Influenze culturali e religiose

La storia delle influenze dell’Oriente bizantino sull’Occidente prima dell’anno 800 presenta … più di un aspetto contraddittorio. Uno dei più rilevanti è senza dubbio il fatto che sempre, anche nei periodi in cui i rapporti erano infrequenti, agli storici occidentali sono giunte notizie sull’Oriente persino quando gli scrittori orientali mostrano di voler ignorare l’Europa continentale.
È una rappresentazione disinteressata — né favorevole né avversa — degli avvenimenti che si svolgono a Costantinopoli, la capitale lontana, che assume un tono personale soltanto nei momenti in cui la situazione della città imperiale interessa direttamente la realtà occidentale. Questo apparente distacco dello scrittore occidentale per l’oggetto del suo racconto rende d’altro lato più sorprendenti i giudizi politici che formula sugli imperatori che si succedono, giudizi che spogliati dei racconti più o meno fantasiosi che talvolta li accompagnano, vanno confrontati con quelli forniti dagli scrittori orientali sugli stessi personaggi. In realtà, negli apprezzamenti formulati dagli storici occidentali vi sono spesso tracce di giudizi che gli avvenimenti politici hanno indotto gli storici orientali a cancellare, perché le loro storie restano pur sempre ufficiali, legate alla corte e all’amministrazione bizantina. Inoltre si noterà che il rapporto di reciproco interesse è pressa poco uguale per l’Oriente e l’Occidente, tenuto conto, naturalmente, dell’immensa diversità di cultura, di forza economica e di prestigio politico che lo Stato Bizantino conserva rispetto ai popoli “barbari” più o meno vicini alle sue frontiere. Nel IV secolo, la storia bizantina si fa portavoce dell’espansione in Occidente del territorio dominato dall’imperatore, nel VII e nell’VIII secolo ai noti scambi di lettere e di ambasciate con Roma e con le corti dei re franchi non corrisponde alcuna notizia presso gli storici bizantini, ed è soltanto all’epoca dell’iconoclastia che la cronaca di Teofane, nel IX secolo, comincia a discernere l’origine dell’opposizione tra i due imperi, d’Oriente e d’Occidente. È soltanto da allora, attraverso i contatti nell’Italia meridionale, che l’attenzione degli storici e dei diplomatici di Bisanzio torna a rivolgersi alle cose dell’Occidente. Una lunga separazione, si dirà? Ma altri prodotti della cultura, sia scritta (manoscritti) che non scritta (opere d’arte), testimoniano la relativa intensità dei contributi diretti che la cultura orientale fornisce alla cultura occidentale.

_MATERIALE DI RIFERIMENTO_
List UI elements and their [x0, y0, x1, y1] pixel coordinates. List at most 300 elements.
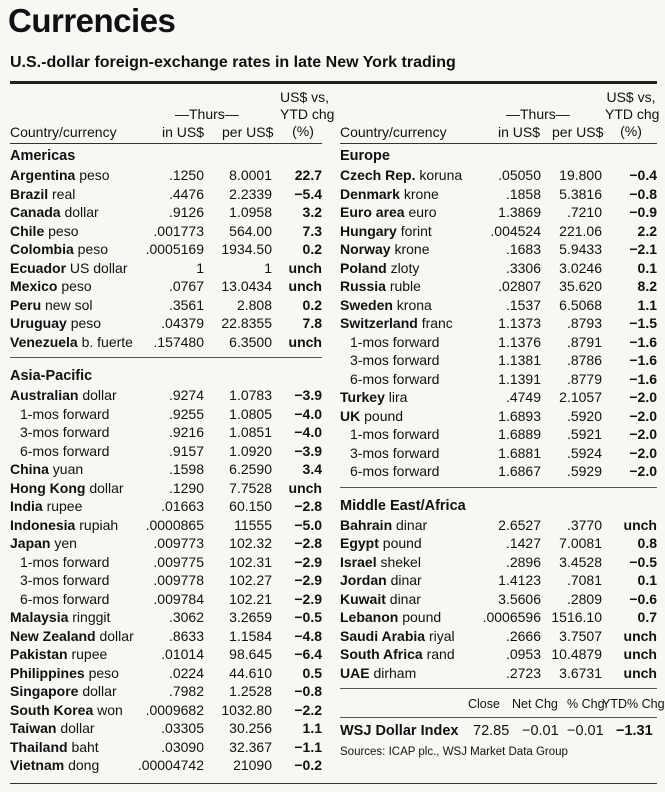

_SERIE DI ESERCIZI_
**1.** Nel passo sulle influenze bizantine, in quale secolo la cronaca di Teofane comincia a discernere l'origine dell'opposizione tra i due imperi?
**2.** Ricopia dal passo sulle influenze bizantine la parte che si apre con le parole contenenti "La storia delle" e si chiude con "ignorare l’Europa continentale.".

_SOLUZIONI DEGLI ESERCIZI_
**1.** Nel IX secolo, all'epoca dell'iconoclastia.

**2.**
La storia delle influenze dell’Oriente bizantino sull’Occidente prima dell’anno 800 presenta … più di un aspetto contraddittorio. Uno dei più rilevanti è senza dubbio il fatto che sempre, anche nei periodi in cui i rapporti erano infrequenti, agli storici occidentali sono giunte notizie sull’Oriente persino quando gli scrittori orientali mostrano di voler ignorare l’Europa continentale.